STATED TASK:
Transcribe the listing exactly, leaving out every picture.

MATERIAL FOR THIS EXERCISE:
* * * * *

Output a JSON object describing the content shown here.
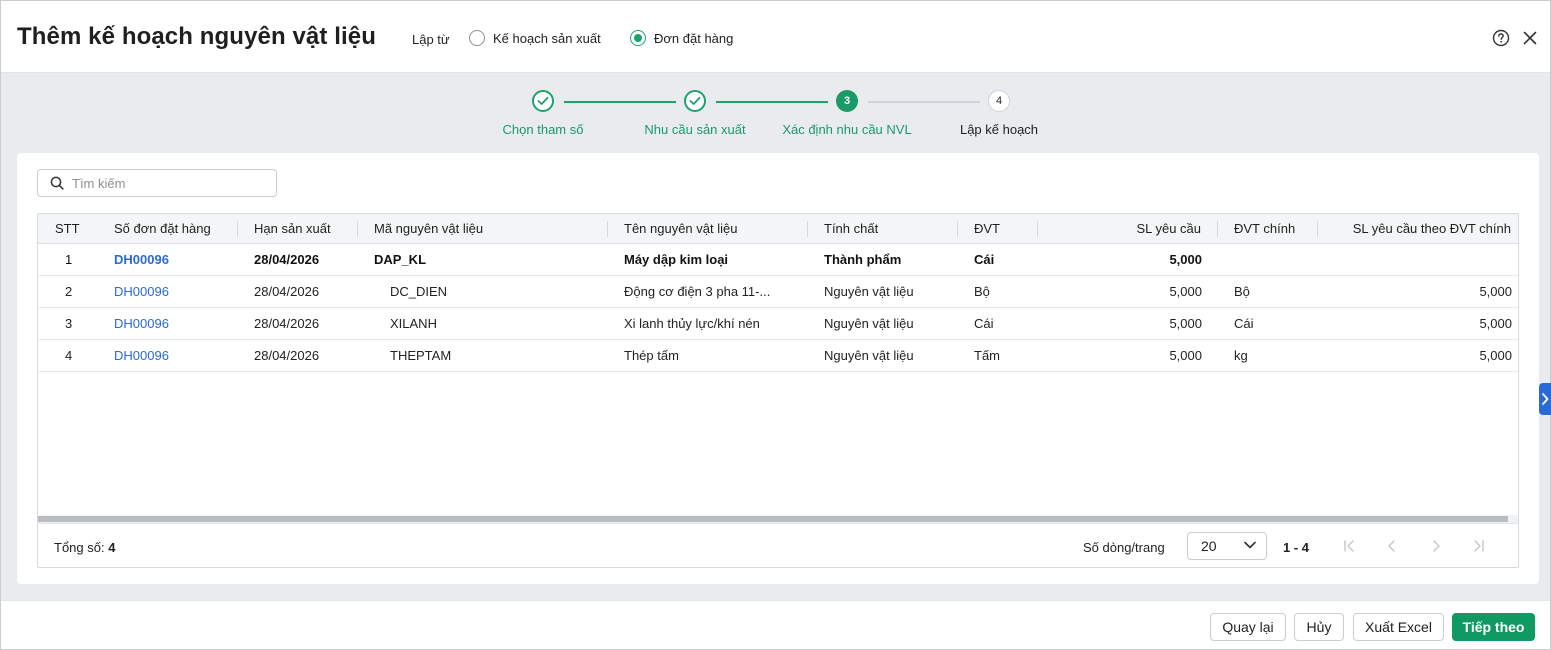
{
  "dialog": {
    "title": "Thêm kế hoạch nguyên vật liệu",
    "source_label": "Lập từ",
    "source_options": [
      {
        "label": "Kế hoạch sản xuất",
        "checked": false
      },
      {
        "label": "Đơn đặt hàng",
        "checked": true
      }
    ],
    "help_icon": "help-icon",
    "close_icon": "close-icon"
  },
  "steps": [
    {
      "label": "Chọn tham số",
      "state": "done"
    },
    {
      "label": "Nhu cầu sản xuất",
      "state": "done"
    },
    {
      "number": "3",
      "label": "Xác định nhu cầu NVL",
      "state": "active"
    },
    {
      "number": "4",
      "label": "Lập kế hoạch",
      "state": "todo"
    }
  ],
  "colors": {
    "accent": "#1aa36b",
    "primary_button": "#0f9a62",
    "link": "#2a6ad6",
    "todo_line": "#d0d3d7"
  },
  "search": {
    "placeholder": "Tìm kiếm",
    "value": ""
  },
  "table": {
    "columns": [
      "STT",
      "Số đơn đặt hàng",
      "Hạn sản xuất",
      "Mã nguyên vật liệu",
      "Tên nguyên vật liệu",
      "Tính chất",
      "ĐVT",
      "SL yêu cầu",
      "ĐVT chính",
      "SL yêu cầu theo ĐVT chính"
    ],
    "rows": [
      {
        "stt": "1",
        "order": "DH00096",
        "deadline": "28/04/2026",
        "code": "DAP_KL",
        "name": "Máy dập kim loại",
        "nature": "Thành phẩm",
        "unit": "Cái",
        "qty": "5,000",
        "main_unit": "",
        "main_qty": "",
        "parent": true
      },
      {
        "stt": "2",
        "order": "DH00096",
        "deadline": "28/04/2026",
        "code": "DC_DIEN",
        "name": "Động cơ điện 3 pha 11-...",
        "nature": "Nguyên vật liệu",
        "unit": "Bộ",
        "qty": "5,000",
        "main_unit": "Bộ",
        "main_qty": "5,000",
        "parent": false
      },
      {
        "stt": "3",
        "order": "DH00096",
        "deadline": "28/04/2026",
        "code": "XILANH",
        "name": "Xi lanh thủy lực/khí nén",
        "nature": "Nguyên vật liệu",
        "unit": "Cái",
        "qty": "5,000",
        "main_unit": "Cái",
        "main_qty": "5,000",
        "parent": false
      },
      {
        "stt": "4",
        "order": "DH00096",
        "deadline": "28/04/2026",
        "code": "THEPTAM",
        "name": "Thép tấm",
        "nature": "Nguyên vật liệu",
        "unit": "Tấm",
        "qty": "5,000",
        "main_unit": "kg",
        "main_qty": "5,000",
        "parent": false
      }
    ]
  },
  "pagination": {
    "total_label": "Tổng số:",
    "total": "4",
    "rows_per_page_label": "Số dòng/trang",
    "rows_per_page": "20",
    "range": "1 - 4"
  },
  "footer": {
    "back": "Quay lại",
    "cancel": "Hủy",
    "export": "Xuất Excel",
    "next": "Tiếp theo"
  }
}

* * * * *

TASK RESPONSE:
Output a JSON object describing the content shown here.
{
  "dialog": {
    "title": "Thêm kế hoạch nguyên vật liệu",
    "source_label": "Lập từ",
    "source_options": [
      {
        "label": "Kế hoạch sản xuất",
        "checked": false
      },
      {
        "label": "Đơn đặt hàng",
        "checked": true
      }
    ],
    "help_icon": "help-icon",
    "close_icon": "close-icon"
  },
  "steps": [
    {
      "label": "Chọn tham số",
      "state": "done"
    },
    {
      "label": "Nhu cầu sản xuất",
      "state": "done"
    },
    {
      "number": "3",
      "label": "Xác định nhu cầu NVL",
      "state": "active"
    },
    {
      "number": "4",
      "label": "Lập kế hoạch",
      "state": "todo"
    }
  ],
  "colors": {
    "accent": "#1aa36b",
    "primary_button": "#0f9a62",
    "link": "#2a6ad6",
    "todo_line": "#d0d3d7"
  },
  "search": {
    "placeholder": "Tìm kiếm",
    "value": ""
  },
  "table": {
    "columns": [
      "STT",
      "Số đơn đặt hàng",
      "Hạn sản xuất",
      "Mã nguyên vật liệu",
      "Tên nguyên vật liệu",
      "Tính chất",
      "ĐVT",
      "SL yêu cầu",
      "ĐVT chính",
      "SL yêu cầu theo ĐVT chính"
    ],
    "rows": [
      {
        "stt": "1",
        "order": "DH00096",
        "deadline": "28/04/2026",
        "code": "DAP_KL",
        "name": "Máy dập kim loại",
        "nature": "Thành phẩm",
        "unit": "Cái",
        "qty": "5,000",
        "main_unit": "",
        "main_qty": "",
        "parent": true
      },
      {
        "stt": "2",
        "order": "DH00096",
        "deadline": "28/04/2026",
        "code": "DC_DIEN",
        "name": "Động cơ điện 3 pha 11-...",
        "nature": "Nguyên vật liệu",
        "unit": "Bộ",
        "qty": "5,000",
        "main_unit": "Bộ",
        "main_qty": "5,000",
        "parent": false
      },
      {
        "stt": "3",
        "order": "DH00096",
        "deadline": "28/04/2026",
        "code": "XILANH",
        "name": "Xi lanh thủy lực/khí nén",
        "nature": "Nguyên vật liệu",
        "unit": "Cái",
        "qty": "5,000",
        "main_unit": "Cái",
        "main_qty": "5,000",
        "parent": false
      },
      {
        "stt": "4",
        "order": "DH00096",
        "deadline": "28/04/2026",
        "code": "THEPTAM",
        "name": "Thép tấm",
        "nature": "Nguyên vật liệu",
        "unit": "Tấm",
        "qty": "5,000",
        "main_unit": "kg",
        "main_qty": "5,000",
        "parent": false
      }
    ]
  },
  "pagination": {
    "total_label": "Tổng số:",
    "total": "4",
    "rows_per_page_label": "Số dòng/trang",
    "rows_per_page": "20",
    "range": "1 - 4"
  },
  "footer": {
    "back": "Quay lại",
    "cancel": "Hủy",
    "export": "Xuất Excel",
    "next": "Tiếp theo"
  }
}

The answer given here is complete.